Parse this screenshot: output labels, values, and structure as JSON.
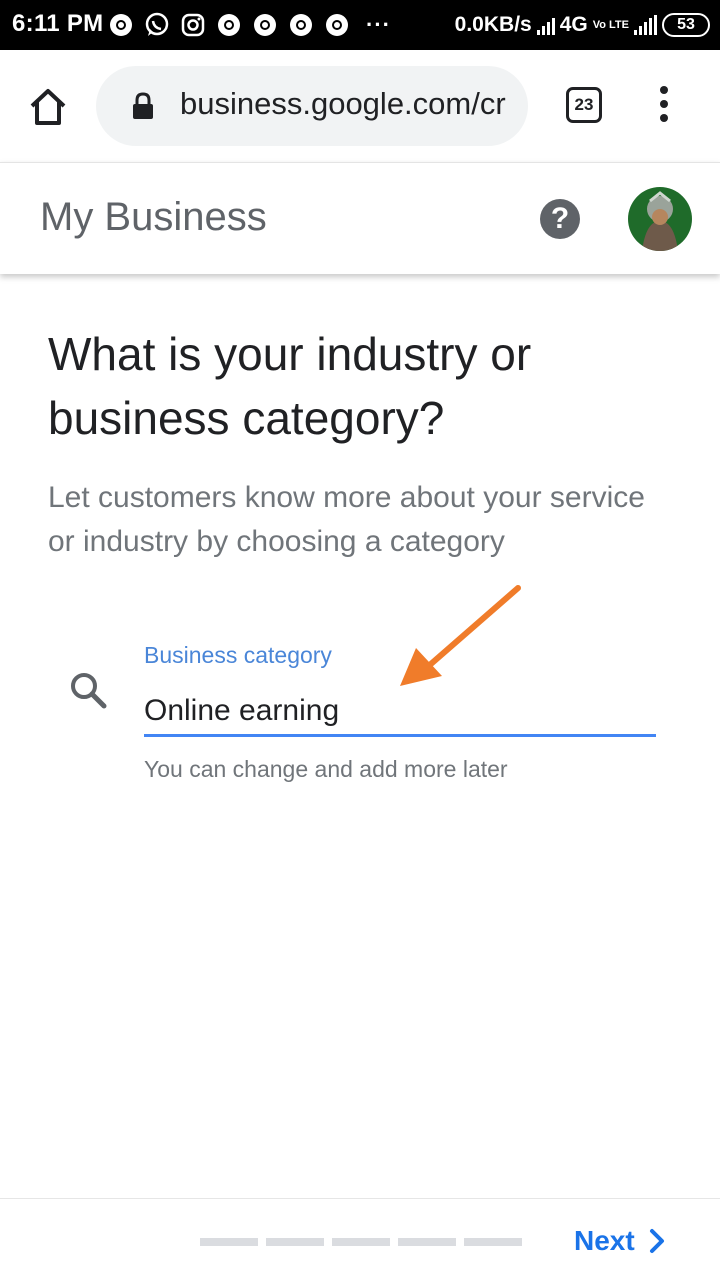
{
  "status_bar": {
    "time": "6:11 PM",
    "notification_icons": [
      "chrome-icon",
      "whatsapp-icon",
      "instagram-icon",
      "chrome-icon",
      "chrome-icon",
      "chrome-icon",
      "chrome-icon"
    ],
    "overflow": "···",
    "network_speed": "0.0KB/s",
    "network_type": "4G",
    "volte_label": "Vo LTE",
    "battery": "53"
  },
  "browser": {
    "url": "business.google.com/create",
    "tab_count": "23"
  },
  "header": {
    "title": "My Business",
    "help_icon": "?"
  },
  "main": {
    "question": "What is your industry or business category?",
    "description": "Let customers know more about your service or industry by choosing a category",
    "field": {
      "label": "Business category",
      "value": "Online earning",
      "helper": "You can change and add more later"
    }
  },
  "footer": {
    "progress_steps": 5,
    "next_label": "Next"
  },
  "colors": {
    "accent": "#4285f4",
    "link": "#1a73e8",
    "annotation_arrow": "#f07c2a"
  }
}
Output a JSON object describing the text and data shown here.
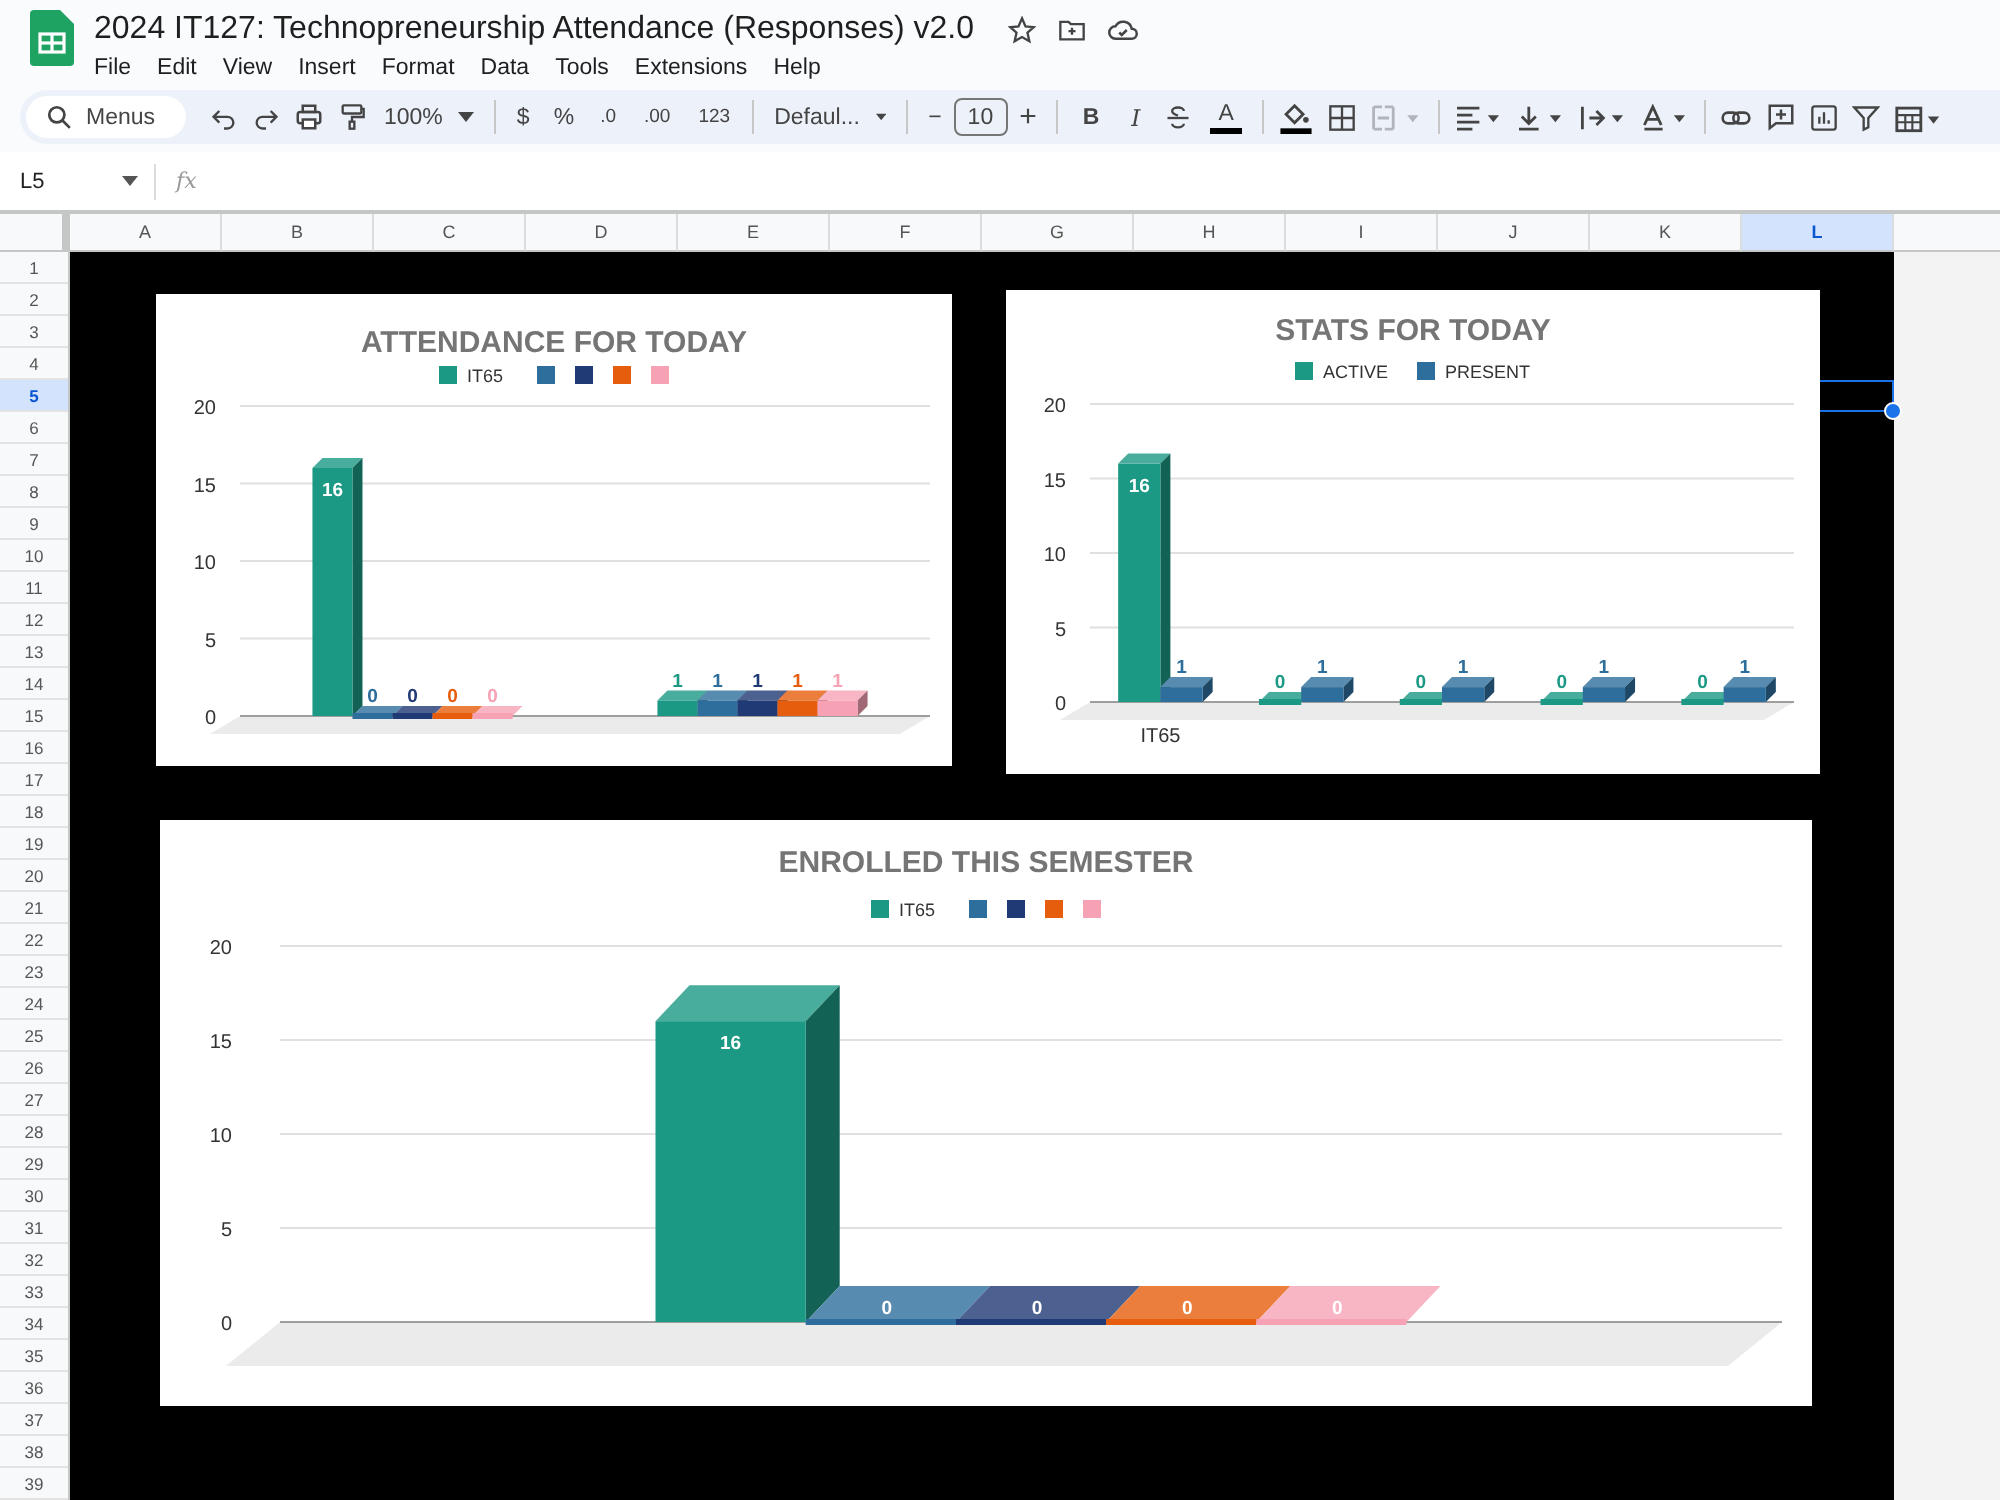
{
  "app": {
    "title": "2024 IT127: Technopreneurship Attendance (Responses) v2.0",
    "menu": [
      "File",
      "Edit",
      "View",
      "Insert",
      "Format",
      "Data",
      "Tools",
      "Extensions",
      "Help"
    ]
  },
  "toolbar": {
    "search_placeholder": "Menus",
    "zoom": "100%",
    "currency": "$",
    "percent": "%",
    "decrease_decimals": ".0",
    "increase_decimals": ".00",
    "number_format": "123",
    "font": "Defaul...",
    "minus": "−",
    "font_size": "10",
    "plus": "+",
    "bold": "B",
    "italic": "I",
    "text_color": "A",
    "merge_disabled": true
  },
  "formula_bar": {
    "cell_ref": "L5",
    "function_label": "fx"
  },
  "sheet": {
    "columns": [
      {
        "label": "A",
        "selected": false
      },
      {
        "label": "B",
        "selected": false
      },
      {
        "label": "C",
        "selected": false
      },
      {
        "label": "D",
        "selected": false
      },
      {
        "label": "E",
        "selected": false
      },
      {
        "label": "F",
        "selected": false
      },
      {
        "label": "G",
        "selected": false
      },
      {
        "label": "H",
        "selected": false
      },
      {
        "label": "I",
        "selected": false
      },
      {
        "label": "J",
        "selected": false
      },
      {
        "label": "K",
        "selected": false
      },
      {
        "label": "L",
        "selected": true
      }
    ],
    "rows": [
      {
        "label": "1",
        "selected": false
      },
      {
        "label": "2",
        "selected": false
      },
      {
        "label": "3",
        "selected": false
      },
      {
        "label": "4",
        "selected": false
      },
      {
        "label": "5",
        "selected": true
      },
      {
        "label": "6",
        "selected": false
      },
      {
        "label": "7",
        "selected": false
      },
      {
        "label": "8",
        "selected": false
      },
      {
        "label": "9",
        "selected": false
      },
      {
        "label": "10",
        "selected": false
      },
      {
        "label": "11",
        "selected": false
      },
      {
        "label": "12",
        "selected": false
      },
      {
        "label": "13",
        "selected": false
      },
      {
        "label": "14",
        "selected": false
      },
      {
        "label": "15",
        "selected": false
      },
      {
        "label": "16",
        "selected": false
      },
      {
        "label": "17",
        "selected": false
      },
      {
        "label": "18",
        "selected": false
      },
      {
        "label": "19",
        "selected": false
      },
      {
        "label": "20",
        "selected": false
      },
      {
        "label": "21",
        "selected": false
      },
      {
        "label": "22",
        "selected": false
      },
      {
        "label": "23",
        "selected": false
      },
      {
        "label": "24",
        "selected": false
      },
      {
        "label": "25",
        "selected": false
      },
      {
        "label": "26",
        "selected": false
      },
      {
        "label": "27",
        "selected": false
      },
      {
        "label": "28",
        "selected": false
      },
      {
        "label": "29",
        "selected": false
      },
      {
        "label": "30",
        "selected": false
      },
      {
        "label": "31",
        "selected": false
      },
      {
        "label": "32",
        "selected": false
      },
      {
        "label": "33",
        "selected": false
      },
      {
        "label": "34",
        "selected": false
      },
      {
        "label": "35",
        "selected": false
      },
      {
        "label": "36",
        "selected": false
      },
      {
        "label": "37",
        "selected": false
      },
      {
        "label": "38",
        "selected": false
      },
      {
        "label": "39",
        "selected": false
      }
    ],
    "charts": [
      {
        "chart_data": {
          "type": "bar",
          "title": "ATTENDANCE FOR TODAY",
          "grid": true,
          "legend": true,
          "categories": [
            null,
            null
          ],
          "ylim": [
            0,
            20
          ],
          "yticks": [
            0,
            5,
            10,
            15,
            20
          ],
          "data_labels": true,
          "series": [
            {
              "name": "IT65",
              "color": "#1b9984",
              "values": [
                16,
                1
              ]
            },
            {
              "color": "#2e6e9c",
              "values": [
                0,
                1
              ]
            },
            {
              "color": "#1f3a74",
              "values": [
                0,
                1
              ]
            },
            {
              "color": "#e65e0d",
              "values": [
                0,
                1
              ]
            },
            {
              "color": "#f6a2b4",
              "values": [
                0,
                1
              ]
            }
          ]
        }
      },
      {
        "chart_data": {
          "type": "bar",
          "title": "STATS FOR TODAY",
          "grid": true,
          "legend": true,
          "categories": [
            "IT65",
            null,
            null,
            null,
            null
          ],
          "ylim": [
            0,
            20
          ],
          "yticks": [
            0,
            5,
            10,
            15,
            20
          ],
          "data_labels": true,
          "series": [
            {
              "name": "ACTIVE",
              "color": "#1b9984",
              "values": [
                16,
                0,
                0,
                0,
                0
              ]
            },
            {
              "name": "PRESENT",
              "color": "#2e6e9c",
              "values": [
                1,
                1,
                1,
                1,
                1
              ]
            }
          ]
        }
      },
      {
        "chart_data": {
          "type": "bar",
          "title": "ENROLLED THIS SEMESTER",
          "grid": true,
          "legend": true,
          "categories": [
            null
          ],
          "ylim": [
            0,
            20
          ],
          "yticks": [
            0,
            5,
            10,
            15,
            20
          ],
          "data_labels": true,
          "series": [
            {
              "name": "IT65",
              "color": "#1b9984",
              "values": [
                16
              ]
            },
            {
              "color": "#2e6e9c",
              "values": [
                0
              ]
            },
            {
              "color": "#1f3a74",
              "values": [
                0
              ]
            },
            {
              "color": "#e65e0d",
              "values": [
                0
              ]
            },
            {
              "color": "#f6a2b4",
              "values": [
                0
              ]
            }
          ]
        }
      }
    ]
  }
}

===============

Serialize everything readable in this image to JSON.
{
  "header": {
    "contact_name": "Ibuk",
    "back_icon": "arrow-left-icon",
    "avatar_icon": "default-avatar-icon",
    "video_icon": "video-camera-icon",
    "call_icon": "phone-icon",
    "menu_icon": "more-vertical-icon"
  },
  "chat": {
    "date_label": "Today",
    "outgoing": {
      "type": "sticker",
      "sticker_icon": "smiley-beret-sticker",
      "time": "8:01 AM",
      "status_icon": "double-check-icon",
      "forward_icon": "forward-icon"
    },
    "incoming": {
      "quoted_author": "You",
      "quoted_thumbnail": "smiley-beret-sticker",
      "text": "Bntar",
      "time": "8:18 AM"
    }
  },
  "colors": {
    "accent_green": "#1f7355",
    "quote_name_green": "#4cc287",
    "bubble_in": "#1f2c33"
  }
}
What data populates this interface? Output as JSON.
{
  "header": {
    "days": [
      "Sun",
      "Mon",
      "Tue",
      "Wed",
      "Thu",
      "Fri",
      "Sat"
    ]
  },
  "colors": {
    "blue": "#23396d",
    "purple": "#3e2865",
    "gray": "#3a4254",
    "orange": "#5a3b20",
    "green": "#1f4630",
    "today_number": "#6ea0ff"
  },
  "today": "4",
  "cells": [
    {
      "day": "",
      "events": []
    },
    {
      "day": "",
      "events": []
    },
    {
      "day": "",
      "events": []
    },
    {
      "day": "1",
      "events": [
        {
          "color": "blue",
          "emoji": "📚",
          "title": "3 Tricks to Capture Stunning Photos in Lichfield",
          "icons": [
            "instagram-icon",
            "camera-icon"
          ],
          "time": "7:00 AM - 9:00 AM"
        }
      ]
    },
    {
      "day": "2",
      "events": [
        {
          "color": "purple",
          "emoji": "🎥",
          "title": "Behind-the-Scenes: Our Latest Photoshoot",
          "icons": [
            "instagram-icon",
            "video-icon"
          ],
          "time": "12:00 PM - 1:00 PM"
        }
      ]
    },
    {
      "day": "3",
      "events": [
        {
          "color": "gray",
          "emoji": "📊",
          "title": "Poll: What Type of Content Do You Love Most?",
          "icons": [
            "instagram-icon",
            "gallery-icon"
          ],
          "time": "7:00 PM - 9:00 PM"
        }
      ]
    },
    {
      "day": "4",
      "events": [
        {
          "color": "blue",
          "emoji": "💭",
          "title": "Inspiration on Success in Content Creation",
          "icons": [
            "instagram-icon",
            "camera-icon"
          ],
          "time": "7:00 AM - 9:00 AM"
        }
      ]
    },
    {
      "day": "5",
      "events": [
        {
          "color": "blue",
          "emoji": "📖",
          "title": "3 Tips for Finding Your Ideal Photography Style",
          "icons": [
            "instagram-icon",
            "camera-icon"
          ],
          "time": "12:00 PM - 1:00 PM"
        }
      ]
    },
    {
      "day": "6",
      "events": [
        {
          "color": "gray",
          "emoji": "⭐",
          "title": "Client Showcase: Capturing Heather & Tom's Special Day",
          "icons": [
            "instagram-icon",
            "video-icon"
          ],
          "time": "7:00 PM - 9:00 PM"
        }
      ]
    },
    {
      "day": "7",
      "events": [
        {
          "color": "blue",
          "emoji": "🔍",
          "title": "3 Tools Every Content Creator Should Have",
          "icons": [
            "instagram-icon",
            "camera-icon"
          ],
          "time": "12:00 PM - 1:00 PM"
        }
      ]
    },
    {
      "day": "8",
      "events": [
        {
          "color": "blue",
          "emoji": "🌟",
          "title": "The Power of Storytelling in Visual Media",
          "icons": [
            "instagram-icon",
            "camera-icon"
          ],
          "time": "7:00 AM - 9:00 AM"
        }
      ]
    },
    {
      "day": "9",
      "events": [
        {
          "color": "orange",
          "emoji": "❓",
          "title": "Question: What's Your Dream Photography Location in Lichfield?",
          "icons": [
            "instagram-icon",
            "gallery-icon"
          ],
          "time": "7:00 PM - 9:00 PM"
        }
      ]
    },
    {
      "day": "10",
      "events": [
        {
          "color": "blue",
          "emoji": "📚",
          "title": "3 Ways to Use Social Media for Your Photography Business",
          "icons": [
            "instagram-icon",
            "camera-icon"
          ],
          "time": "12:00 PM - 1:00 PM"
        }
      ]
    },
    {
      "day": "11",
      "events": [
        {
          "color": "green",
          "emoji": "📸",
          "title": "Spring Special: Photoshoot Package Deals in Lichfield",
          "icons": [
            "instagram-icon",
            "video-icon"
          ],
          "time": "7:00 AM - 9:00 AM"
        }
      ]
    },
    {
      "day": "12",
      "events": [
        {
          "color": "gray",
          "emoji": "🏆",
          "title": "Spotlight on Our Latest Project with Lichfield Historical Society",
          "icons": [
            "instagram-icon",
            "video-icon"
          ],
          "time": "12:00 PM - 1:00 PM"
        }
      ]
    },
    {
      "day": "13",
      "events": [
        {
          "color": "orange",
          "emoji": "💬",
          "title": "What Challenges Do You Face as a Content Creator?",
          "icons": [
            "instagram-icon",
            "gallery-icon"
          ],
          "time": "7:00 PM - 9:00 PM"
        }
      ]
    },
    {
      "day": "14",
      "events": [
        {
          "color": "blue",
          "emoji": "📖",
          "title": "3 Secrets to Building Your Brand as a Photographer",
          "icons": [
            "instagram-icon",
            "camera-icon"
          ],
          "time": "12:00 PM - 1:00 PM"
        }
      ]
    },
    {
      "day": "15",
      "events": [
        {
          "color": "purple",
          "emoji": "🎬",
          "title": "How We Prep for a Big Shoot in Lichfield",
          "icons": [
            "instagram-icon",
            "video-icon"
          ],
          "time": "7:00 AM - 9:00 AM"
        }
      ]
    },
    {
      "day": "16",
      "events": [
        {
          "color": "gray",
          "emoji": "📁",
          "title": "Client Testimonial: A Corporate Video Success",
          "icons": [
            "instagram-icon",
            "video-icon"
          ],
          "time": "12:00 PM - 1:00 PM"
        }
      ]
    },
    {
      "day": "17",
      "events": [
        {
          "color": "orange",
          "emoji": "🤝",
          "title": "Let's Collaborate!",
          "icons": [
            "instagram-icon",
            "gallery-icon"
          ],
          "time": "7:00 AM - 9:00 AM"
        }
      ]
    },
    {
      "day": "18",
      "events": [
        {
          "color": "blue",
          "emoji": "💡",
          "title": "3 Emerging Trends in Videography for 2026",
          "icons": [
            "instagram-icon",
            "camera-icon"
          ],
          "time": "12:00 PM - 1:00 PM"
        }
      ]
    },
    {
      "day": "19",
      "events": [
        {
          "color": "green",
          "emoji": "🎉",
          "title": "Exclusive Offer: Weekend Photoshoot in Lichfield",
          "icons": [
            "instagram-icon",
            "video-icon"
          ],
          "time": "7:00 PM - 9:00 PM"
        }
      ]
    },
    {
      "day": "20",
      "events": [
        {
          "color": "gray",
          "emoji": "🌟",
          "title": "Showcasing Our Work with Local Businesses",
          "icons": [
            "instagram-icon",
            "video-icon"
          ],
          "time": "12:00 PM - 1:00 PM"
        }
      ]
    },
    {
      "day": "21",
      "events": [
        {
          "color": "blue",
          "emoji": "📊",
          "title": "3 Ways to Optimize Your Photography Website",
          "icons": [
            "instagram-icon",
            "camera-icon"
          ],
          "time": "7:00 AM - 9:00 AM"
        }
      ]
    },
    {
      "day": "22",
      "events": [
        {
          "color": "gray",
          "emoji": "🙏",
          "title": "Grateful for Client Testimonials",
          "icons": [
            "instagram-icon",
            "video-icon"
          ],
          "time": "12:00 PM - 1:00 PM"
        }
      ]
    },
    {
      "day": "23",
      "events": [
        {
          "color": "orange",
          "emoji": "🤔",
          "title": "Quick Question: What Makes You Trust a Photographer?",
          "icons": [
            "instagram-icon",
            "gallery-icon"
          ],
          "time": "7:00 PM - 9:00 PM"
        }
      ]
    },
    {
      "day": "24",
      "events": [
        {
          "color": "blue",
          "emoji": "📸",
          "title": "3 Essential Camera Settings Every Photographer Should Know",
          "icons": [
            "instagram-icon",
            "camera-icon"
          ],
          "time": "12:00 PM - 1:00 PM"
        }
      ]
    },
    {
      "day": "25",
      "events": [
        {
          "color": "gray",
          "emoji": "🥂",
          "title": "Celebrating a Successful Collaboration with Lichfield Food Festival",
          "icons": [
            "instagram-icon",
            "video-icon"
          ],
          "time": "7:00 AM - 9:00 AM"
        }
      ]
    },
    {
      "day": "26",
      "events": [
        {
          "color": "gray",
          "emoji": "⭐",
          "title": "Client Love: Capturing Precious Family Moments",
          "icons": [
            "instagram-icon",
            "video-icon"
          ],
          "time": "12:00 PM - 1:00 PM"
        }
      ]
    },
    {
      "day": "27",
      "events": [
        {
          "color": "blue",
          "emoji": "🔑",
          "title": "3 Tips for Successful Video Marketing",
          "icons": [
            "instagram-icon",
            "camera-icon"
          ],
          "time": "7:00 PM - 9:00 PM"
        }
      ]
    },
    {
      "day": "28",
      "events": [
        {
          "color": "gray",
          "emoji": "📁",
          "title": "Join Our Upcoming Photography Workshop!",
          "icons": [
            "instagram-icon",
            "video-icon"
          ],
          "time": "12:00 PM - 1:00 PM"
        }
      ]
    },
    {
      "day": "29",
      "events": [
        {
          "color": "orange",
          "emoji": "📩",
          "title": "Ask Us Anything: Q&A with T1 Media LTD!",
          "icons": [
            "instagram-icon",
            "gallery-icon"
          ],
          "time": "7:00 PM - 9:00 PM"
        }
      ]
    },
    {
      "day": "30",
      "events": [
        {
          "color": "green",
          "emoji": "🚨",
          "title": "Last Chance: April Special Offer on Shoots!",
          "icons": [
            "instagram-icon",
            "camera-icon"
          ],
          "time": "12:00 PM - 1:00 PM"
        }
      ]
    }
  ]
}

===============

*PROBLEM TO WORK ON*:
Where a line above includes "Photoshoot", copy that line.

*ANSWER IN FULL*:
          "title": "Behind-the-Scenes: Our Latest Photoshoot",
          "title": "Spring Special: Photoshoot Package Deals in Lichfield",
          "title": "Exclusive Offer: Weekend Photoshoot in Lichfield",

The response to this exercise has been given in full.